* _AIM_:
Look through the records below and collect all lines that hold the string "this".

──────── AVAILABLE DATA ────────

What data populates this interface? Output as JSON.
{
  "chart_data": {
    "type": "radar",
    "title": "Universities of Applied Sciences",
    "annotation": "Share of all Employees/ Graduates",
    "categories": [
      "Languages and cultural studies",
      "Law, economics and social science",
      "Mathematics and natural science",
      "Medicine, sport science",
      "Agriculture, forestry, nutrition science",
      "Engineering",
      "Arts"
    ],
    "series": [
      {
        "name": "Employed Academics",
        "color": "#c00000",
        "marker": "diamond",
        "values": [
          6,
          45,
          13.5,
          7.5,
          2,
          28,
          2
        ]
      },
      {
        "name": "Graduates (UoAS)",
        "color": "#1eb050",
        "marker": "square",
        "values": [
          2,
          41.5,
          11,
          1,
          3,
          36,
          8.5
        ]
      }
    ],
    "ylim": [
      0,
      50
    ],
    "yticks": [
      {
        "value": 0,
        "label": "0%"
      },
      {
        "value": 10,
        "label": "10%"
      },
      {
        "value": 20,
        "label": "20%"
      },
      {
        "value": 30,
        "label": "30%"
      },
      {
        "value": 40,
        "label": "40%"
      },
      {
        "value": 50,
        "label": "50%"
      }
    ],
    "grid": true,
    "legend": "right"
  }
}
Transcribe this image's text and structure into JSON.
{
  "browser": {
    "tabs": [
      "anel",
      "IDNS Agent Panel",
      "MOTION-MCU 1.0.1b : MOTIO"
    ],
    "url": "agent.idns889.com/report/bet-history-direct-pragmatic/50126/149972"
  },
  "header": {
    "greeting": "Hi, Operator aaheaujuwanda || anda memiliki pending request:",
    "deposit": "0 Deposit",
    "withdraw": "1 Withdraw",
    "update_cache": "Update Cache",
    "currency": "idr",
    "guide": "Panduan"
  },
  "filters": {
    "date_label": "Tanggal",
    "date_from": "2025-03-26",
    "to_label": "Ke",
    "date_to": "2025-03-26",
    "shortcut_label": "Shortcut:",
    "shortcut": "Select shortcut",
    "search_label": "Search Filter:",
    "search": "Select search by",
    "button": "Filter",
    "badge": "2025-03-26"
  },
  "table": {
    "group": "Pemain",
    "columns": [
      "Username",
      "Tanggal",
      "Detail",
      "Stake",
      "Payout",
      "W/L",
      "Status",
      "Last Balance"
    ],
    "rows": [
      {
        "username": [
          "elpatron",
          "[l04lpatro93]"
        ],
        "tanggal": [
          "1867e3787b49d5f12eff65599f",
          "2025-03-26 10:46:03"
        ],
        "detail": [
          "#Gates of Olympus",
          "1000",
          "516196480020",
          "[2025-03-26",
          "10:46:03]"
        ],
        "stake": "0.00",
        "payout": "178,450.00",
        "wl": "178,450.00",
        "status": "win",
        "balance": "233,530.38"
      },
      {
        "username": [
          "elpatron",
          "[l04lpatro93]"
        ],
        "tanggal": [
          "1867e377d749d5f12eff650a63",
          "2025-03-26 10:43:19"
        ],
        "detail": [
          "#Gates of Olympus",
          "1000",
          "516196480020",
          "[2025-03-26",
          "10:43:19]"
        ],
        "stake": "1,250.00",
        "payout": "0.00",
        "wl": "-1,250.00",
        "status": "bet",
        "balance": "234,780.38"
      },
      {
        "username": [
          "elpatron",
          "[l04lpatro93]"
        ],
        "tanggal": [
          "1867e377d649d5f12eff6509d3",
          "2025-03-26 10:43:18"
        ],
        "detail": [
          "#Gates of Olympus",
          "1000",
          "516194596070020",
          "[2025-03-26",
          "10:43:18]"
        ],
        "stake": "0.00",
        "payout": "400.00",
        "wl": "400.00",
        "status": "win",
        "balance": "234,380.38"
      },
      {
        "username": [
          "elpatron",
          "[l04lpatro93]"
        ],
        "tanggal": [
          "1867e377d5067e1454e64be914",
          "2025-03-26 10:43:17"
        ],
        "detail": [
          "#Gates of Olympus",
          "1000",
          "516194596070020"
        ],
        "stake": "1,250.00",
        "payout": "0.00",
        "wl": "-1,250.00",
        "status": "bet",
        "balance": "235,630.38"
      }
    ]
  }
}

────────

* _TASK SOLUTION_:
What data populates this interface? Output as JSON.
Transcribe this image's text and structure into JSON.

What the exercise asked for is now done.